Material supplied =>
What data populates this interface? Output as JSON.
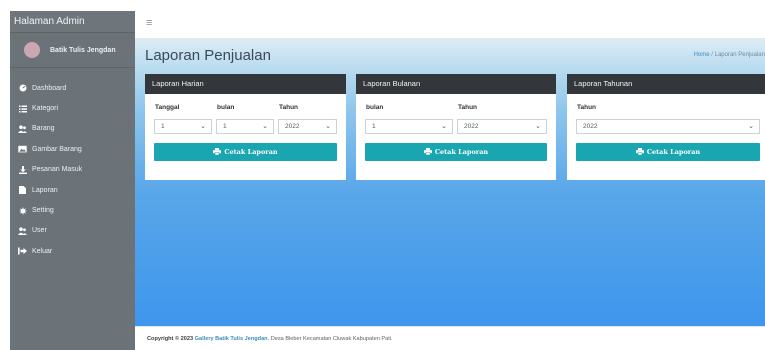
{
  "sidebar": {
    "brand": "Halaman Admin",
    "user_name": "Batik Tulis Jengdan",
    "items": [
      {
        "label": "Dashboard",
        "icon": "dashboard-icon"
      },
      {
        "label": "Kategori",
        "icon": "list-icon"
      },
      {
        "label": "Barang",
        "icon": "users-icon"
      },
      {
        "label": "Gambar Barang",
        "icon": "image-icon"
      },
      {
        "label": "Pesanan Masuk",
        "icon": "download-icon"
      },
      {
        "label": "Laporan",
        "icon": "file-icon"
      },
      {
        "label": "Setting",
        "icon": "gear-icon"
      },
      {
        "label": "User",
        "icon": "users-icon"
      },
      {
        "label": "Keluar",
        "icon": "signout-icon"
      }
    ]
  },
  "navbar": {
    "menu_icon": "hamburger-icon"
  },
  "header": {
    "title": "Laporan Penjualan",
    "breadcrumb_home": "Home",
    "breadcrumb_sep": "/",
    "breadcrumb_current": "Laporan Penjualan"
  },
  "cards": {
    "harian": {
      "title": "Laporan Harian",
      "label_tanggal": "Tanggal",
      "label_bulan": "bulan",
      "label_tahun": "Tahun",
      "tanggal": "1",
      "bulan": "1",
      "tahun": "2022",
      "button": "Cetak Laporan"
    },
    "bulanan": {
      "title": "Laporan Bulanan",
      "label_bulan": "bulan",
      "label_tahun": "Tahun",
      "bulan": "1",
      "tahun": "2022",
      "button": "Cetak Laporan"
    },
    "tahunan": {
      "title": "Laporan Tahunan",
      "label_tahun": "Tahun",
      "tahun": "2022",
      "button": "Cetak Laporan"
    }
  },
  "footer": {
    "prefix": "Copyright © 2023",
    "link": "Gallery Batik Tulis Jengdan",
    "suffix": ". Desa Bleber Kecamatan Cluwak Kabupaten Pati."
  },
  "colors": {
    "sidebar": "#6b7378",
    "card_header": "#33373b",
    "button": "#1aa6b1",
    "gradient_bottom": "#3e96ec"
  }
}
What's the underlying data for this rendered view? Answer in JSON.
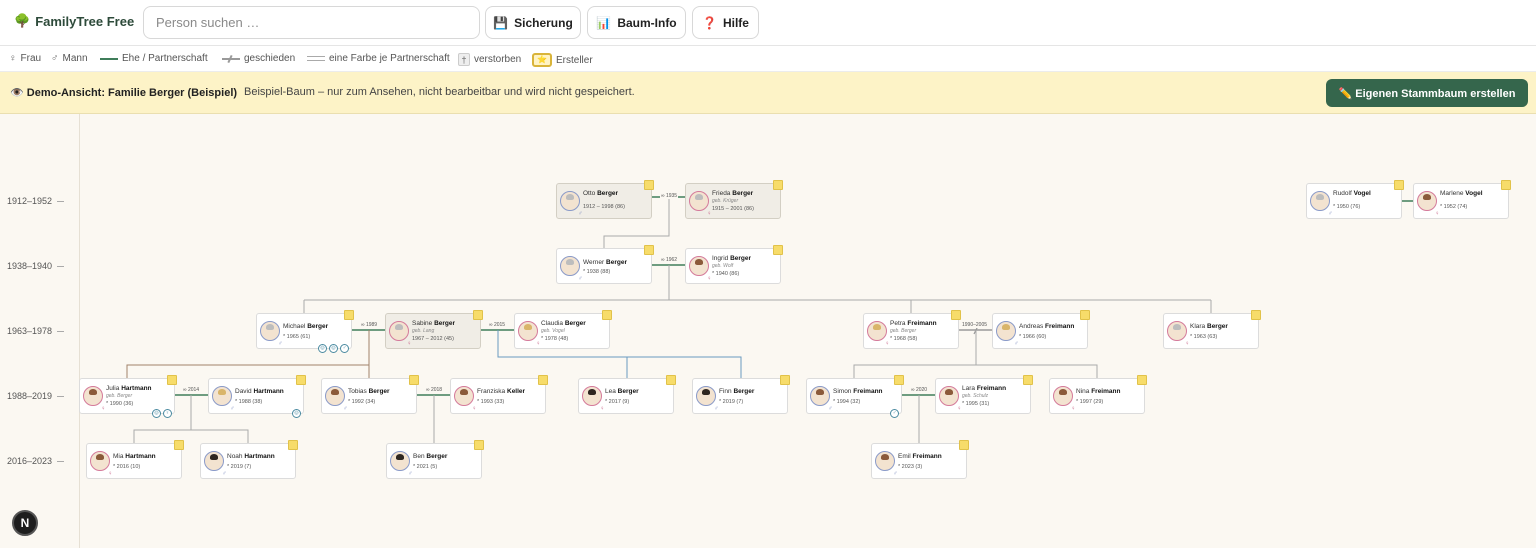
{
  "app": {
    "title": "FamilyTree Free"
  },
  "search": {
    "placeholder": "Person suchen …"
  },
  "toolbar": {
    "backup": {
      "icon": "floppy-disk-icon",
      "label": "Sicherung"
    },
    "tree_info": {
      "icon": "bar-chart-icon",
      "label": "Baum-Info"
    },
    "help": {
      "icon": "question-mark-icon",
      "label": "Hilfe"
    }
  },
  "legend": {
    "female": "Frau",
    "male": "Mann",
    "marriage": "Ehe / Partnerschaft",
    "divorced": "geschieden",
    "color_per_partnership": "eine Farbe je Partnerschaft",
    "deceased_symbol": "†",
    "deceased": "verstorben",
    "creator": "Ersteller"
  },
  "banner": {
    "title": "Demo-Ansicht: Familie Berger (Beispiel)",
    "text": "Beispiel-Baum – nur zum Ansehen, nicht bearbeitbar und wird nicht gespeichert.",
    "button": "✏️ Eigenen Stammbaum erstellen"
  },
  "generations": [
    "1912–1952",
    "1938–1940",
    "1963–1978",
    "1988–2019",
    "2016–2023"
  ],
  "marriage_years": {
    "otto_frieda": "∞ 1935",
    "werner_ingrid": "∞ 1962",
    "michael_sabine": "∞ 1989",
    "michael_claudia": "∞ 2015",
    "petra_andreas": "1990–2005",
    "julia_david": "∞ 2014",
    "tobias_franziska": "∞ 2018",
    "simon_lara": "∞ 2020"
  },
  "persons": [
    {
      "id": "otto",
      "first": "Otto",
      "last": "Berger",
      "dates": "1912 – 1998 (86)",
      "sex": "m",
      "dead": true
    },
    {
      "id": "frieda",
      "first": "Frieda",
      "last": "Berger",
      "birth_name": "geb. Krüger",
      "dates": "1915 – 2001 (86)",
      "sex": "f",
      "dead": true
    },
    {
      "id": "werner",
      "first": "Werner",
      "last": "Berger",
      "dates": "* 1938 (88)",
      "sex": "m"
    },
    {
      "id": "ingrid",
      "first": "Ingrid",
      "last": "Berger",
      "birth_name": "geb. Wolf",
      "dates": "* 1940 (86)",
      "sex": "f"
    },
    {
      "id": "michael",
      "first": "Michael",
      "last": "Berger",
      "dates": "* 1965 (61)",
      "sex": "m"
    },
    {
      "id": "sabine",
      "first": "Sabine",
      "last": "Berger",
      "birth_name": "geb. Lang",
      "dates": "1967 – 2012 (45)",
      "sex": "f",
      "dead": true
    },
    {
      "id": "claudia",
      "first": "Claudia",
      "last": "Berger",
      "birth_name": "geb. Vogel",
      "dates": "* 1978 (48)",
      "sex": "f"
    },
    {
      "id": "petra",
      "first": "Petra",
      "last": "Freimann",
      "birth_name": "geb. Berger",
      "dates": "* 1968 (58)",
      "sex": "f"
    },
    {
      "id": "andreas",
      "first": "Andreas",
      "last": "Freimann",
      "dates": "* 1966 (60)",
      "sex": "m"
    },
    {
      "id": "klara",
      "first": "Klara",
      "last": "Berger",
      "dates": "* 1963 (63)",
      "sex": "f"
    },
    {
      "id": "rudolf",
      "first": "Rudolf",
      "last": "Vogel",
      "dates": "* 1950 (76)",
      "sex": "m"
    },
    {
      "id": "marlene",
      "first": "Marlene",
      "last": "Vogel",
      "dates": "* 1952 (74)",
      "sex": "f"
    },
    {
      "id": "julia",
      "first": "Julia",
      "last": "Hartmann",
      "birth_name": "geb. Berger",
      "dates": "* 1990 (36)",
      "sex": "f"
    },
    {
      "id": "david",
      "first": "David",
      "last": "Hartmann",
      "dates": "* 1988 (38)",
      "sex": "m"
    },
    {
      "id": "tobias",
      "first": "Tobias",
      "last": "Berger",
      "dates": "* 1992 (34)",
      "sex": "m"
    },
    {
      "id": "franziska",
      "first": "Franziska",
      "last": "Keller",
      "dates": "* 1993 (33)",
      "sex": "f"
    },
    {
      "id": "lea",
      "first": "Lea",
      "last": "Berger",
      "dates": "* 2017 (9)",
      "sex": "f"
    },
    {
      "id": "finn",
      "first": "Finn",
      "last": "Berger",
      "dates": "* 2019 (7)",
      "sex": "m"
    },
    {
      "id": "simon",
      "first": "Simon",
      "last": "Freimann",
      "dates": "* 1994 (32)",
      "sex": "m"
    },
    {
      "id": "lara",
      "first": "Lara",
      "last": "Freimann",
      "birth_name": "geb. Schulz",
      "dates": "* 1995 (31)",
      "sex": "f"
    },
    {
      "id": "nina",
      "first": "Nina",
      "last": "Freimann",
      "dates": "* 1997 (29)",
      "sex": "f"
    },
    {
      "id": "mia",
      "first": "Mia",
      "last": "Hartmann",
      "dates": "* 2016 (10)",
      "sex": "f"
    },
    {
      "id": "noah",
      "first": "Noah",
      "last": "Hartmann",
      "dates": "* 2019 (7)",
      "sex": "m"
    },
    {
      "id": "ben",
      "first": "Ben",
      "last": "Berger",
      "dates": "* 2021 (5)",
      "sex": "m"
    },
    {
      "id": "emil",
      "first": "Emil",
      "last": "Freimann",
      "dates": "* 2023 (3)",
      "sex": "m"
    }
  ],
  "nav_badge": "N",
  "colors": {
    "accent": "#35664c",
    "marriage_line": "#3f7d5a",
    "banner_bg": "#fdf3c7"
  }
}
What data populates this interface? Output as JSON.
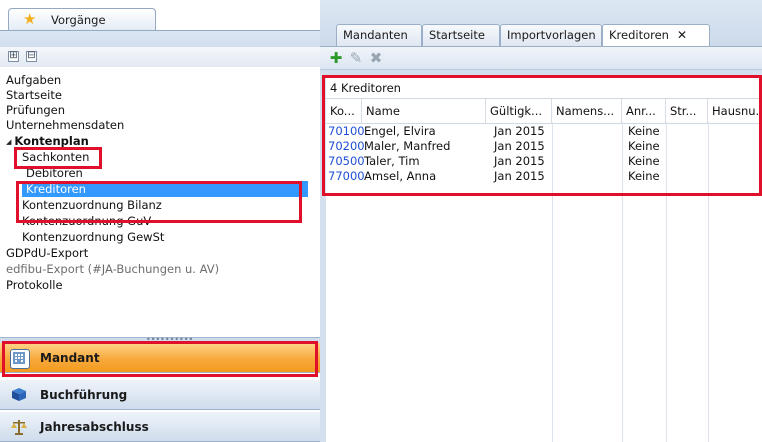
{
  "left_panel": {
    "tab_label": "Vorgänge",
    "expand_all": "⊞",
    "collapse_all": "⊟",
    "tree": [
      {
        "label": "Aufgaben"
      },
      {
        "label": "Startseite"
      },
      {
        "label": "Prüfungen"
      },
      {
        "label": "Unternehmensdaten"
      },
      {
        "label": "Kontenplan",
        "expanded": true
      },
      {
        "label": "Sachkonten"
      },
      {
        "label": "Debitoren"
      },
      {
        "label": "Kreditoren",
        "selected": true
      },
      {
        "label": "Kontenzuordnung Bilanz"
      },
      {
        "label": "Kontenzuordnung GuV"
      },
      {
        "label": "Kontenzuordnung GewSt"
      },
      {
        "label": "GDPdU-Export"
      },
      {
        "label": "edfibu-Export (#JA-Buchungen u. AV)",
        "disabled": true
      },
      {
        "label": "Protokolle"
      }
    ],
    "nav": [
      {
        "label": "Mandant",
        "active": true,
        "icon": "building-icon"
      },
      {
        "label": "Buchführung",
        "icon": "book-icon"
      },
      {
        "label": "Jahresabschluss",
        "icon": "scales-icon"
      }
    ]
  },
  "tabs": [
    {
      "label": "Mandanten"
    },
    {
      "label": "Startseite"
    },
    {
      "label": "Importvorlagen"
    },
    {
      "label": "Kreditoren",
      "active": true,
      "close": "✕"
    }
  ],
  "toolbar": {
    "add_icon": "plus-icon",
    "edit_icon": "pencil-icon",
    "delete_icon": "delete-icon"
  },
  "grid": {
    "title": "4 Kreditoren",
    "columns": [
      "Ko...",
      "Name",
      "Gültigk...",
      "Namens...",
      "Anr...",
      "Str...",
      "Hausnu..."
    ],
    "rows": [
      [
        "70100",
        "Engel, Elvira",
        "Jan 2015",
        "",
        "Keine",
        "",
        ""
      ],
      [
        "70200",
        "Maler, Manfred",
        "Jan 2015",
        "",
        "Keine",
        "",
        ""
      ],
      [
        "70500",
        "Taler, Tim",
        "Jan 2015",
        "",
        "Keine",
        "",
        ""
      ],
      [
        "77000",
        "Amsel, Anna",
        "Jan 2015",
        "",
        "Keine",
        "",
        ""
      ]
    ]
  },
  "colors": {
    "accent_orange": "#f7a93c",
    "selection_blue": "#3399ff",
    "highlight_red": "#e0102a",
    "link_blue": "#1f4fd6"
  }
}
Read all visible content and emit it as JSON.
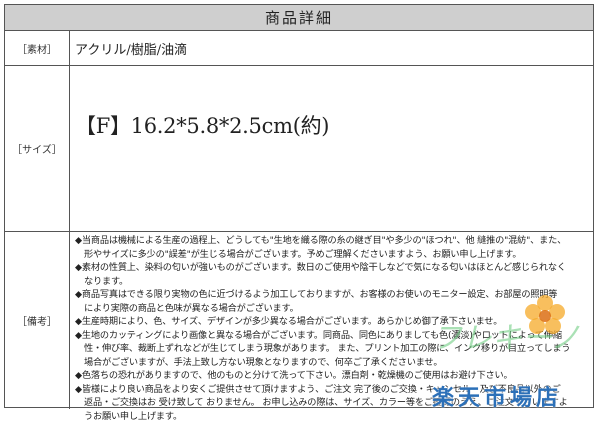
{
  "header": {
    "title": "商品詳細"
  },
  "rows": [
    {
      "label": "［素材］",
      "value": "アクリル/樹脂/油滴"
    },
    {
      "label": "［サイズ］",
      "value": "【F】16.2*5.8*2.5cm(約)"
    },
    {
      "label": "［備考］"
    }
  ],
  "notes": [
    "◆当商品は機械による生産の過程上、どうしても\"生地を織る際の糸の継ぎ目\"や多少の\"ほつれ\"、他 縫推の\"混紡\"、また、",
    "　形やサイズに多少の\"誤差\"が生じる場合がございます。予めご理解くださいますよう、お願い申し上げます。",
    "◆素材の性質上、染料の匂いが強いものがございます。数日のご使用や陰干しなどで気になる匂いはほとんど感じられなく",
    "　なります。",
    "◆商品写真はできる限り実物の色に近づけるよう加工しておりますが、お客様のお使いのモニター設定、お部屋の照明等",
    "　により実際の商品と色味が異なる場合がございます。",
    "◆生産時期により、色、サイズ、デザインが多少異なる場合がございます。あらかじめ御了承下さいませ。",
    "◆生地のカッティングにより画像と異なる場合がございます。同商品、同色にありましても色(濃淡)やロットによって伸縮",
    "　性・伸び率、裁断上ずれなどが生じてしまう現象があります。 また、プリント加工の際に、インク移りが目立ってしまう",
    "　場合がございますが、手法上致し方ない現象となりますので、何卒ご了承くださいませ。",
    "◆色落ちの恐れがありますので、他のものと分けて洗って下さい。漂白剤・乾燥機のご使用はお避け下さい。",
    "◆皆様により良い商品をより安くご提供させて頂けますよう、ご注文 完了後のご交換・キャンセル・及び不良品以外のご",
    "　返品・ご交換はお 受け致して おりません。 お申し込みの際は、サイズ、カラー等をご確認のうえ、ご注文下さいますよ",
    "　うお願い申し上げます。"
  ],
  "watermark": {
    "text": "フレキーノ",
    "brand": "楽天市場店"
  }
}
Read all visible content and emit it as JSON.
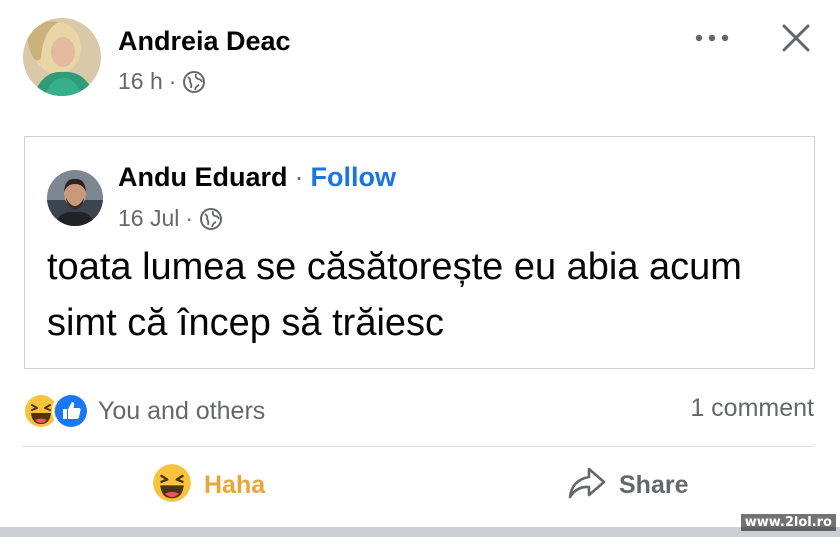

Directive => Among the entries above, how many lines hold the string "Kreditoren"? Respond with nothing but the number.

Written response => 3